文書抜粋 ▸
____

テスラの蓄電池が普及価格に近づいた。
石垣の田んぼの土は代掻きをした後、三週間ぐらいは濁ったままである。珊瑚礁で浸透性が良いように見えて、そうでもない。
アメリカの企業のテスラの蓄電池は、日本での価格は蓄電容量13.5キロワット時で99万円としており、1キロワット時あたり7万円台前半となる。容量の小さい国内メーカーの製品は同20万円弱から30万円強が多い。ーーー日経新聞
実際素暮らしの中でどうなるのかは分からないが、日本の価格の3分の1である。競争にならない価格差である。間違いなく電力の自給に一歩近づいていると言うことだ。太陽光発電を行い、電気自動車に乗る。電気の軽トラもある。エネルギー自給が中山間地の山の中でも可能になると言うことだ。

____

提供データ ▸
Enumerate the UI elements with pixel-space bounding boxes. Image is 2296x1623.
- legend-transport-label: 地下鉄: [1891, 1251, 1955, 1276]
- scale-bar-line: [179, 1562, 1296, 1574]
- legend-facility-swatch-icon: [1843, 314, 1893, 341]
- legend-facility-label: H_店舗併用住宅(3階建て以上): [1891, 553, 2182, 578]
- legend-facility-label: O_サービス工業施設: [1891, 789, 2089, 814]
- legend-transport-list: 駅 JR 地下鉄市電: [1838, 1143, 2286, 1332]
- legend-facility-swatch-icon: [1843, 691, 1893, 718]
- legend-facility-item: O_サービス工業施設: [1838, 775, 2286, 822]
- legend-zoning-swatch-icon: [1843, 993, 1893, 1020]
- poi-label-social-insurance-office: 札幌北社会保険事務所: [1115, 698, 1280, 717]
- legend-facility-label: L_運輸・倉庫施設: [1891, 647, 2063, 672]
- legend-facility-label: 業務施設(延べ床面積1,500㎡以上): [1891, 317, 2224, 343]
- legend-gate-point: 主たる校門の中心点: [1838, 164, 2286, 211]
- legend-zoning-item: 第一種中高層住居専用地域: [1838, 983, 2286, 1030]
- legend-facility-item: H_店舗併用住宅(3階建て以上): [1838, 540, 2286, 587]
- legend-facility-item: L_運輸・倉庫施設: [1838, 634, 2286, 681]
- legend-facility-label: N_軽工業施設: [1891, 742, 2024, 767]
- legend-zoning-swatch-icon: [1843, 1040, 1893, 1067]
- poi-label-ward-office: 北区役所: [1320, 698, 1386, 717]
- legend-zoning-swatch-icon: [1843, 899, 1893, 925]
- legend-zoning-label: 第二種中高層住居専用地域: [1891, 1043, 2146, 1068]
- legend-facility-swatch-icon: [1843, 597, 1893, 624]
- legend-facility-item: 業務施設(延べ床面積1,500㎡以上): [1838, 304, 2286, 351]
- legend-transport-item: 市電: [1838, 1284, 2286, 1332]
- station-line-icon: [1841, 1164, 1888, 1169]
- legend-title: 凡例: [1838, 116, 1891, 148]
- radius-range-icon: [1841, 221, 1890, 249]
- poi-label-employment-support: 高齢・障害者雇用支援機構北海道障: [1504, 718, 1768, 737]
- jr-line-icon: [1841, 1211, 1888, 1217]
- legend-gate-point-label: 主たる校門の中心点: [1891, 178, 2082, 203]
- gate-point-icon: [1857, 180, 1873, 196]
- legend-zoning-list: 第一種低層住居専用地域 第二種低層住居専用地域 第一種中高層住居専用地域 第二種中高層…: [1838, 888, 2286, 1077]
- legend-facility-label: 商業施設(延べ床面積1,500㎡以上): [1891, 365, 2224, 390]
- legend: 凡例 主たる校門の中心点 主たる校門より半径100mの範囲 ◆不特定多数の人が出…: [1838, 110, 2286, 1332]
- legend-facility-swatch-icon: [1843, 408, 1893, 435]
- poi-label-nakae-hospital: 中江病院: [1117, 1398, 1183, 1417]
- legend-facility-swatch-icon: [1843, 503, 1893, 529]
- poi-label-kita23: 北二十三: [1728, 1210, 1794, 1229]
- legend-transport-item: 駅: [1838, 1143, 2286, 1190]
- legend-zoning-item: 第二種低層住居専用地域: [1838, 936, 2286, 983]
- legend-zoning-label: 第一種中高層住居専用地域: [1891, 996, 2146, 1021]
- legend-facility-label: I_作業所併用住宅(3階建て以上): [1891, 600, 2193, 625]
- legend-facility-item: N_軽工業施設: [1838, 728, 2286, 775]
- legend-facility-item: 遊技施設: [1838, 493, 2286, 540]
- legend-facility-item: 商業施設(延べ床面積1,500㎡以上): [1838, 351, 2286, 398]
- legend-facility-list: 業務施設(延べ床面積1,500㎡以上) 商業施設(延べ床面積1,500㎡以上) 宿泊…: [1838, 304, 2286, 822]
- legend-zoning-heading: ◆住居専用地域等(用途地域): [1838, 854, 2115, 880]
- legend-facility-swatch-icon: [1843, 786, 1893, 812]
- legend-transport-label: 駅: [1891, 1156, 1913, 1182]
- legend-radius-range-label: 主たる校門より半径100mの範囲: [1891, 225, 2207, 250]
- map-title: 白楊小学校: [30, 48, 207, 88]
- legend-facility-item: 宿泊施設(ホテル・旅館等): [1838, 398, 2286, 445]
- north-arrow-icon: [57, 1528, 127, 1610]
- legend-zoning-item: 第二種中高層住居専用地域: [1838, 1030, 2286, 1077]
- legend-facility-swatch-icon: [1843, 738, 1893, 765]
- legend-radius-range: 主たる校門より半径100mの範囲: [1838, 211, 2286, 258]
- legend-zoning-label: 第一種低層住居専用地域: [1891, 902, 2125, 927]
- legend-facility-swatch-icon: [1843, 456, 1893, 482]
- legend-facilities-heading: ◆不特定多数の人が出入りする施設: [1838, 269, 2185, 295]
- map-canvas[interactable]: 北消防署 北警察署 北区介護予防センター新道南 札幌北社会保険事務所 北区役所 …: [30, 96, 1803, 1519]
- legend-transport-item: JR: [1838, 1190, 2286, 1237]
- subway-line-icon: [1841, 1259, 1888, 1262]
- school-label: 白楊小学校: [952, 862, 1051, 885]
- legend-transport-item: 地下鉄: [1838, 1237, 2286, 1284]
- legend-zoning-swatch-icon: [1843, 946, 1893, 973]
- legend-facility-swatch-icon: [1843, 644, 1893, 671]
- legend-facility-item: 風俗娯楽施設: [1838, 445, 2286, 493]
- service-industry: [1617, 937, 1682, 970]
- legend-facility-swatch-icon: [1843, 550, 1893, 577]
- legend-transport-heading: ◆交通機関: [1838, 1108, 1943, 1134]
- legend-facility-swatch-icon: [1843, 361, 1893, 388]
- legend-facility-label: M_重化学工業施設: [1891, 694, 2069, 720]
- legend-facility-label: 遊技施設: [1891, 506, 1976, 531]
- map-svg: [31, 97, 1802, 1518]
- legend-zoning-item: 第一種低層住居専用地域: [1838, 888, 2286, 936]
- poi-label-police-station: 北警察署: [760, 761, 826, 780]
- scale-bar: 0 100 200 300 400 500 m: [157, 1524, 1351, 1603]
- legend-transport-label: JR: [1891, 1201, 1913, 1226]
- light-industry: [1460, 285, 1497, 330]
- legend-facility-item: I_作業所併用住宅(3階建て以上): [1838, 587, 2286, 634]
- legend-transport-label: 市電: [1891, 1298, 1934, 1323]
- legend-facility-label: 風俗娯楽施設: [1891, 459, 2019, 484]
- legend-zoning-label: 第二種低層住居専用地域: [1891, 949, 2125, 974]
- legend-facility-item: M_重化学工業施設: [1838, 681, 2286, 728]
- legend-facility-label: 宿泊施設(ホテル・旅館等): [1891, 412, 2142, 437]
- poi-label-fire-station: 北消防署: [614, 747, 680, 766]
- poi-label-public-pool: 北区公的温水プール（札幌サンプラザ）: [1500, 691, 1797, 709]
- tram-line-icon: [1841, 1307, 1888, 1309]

____

課題 1 ▸ テスラの蓄電池に関する文章によれば、テスラの蓄電池の日本での価格は、蓄電容量13.5キロワット時でいくらか。
課題 2 ▸ テスラの蓄電池に関する文章を、最後の文の後から続けて書け。

解答 1 ▸ 99万円である。

解答 2 ▸
蓄電池の開発は再生エネルギーの利用には重要な課題だった。この技術が化石燃料電気と遜色の無い所まで来たと言うことである。蓄電池が実用化のめどがついてきたと言うことは、ここ数年で再生可能エネルギーは全く違う局面を迎えると言うことになる。
太陽光発電や風力発電は蓄電池の価格を下げることが重要だった。こうした電力は山の中で孤立していても可能だ。送電線がいらない。停電に対しても対応ができる。自立した、自給の暮らしには朗報である。
テスラは電気自動車への供給が有るので、一貫した大量生産のシステムが整いつつある。直売方式で価格が下げられたのかもしれない。アメリカの大企業では、化石エネルギーや原子力エネルギーを使わない会社が出てきいるそうだ。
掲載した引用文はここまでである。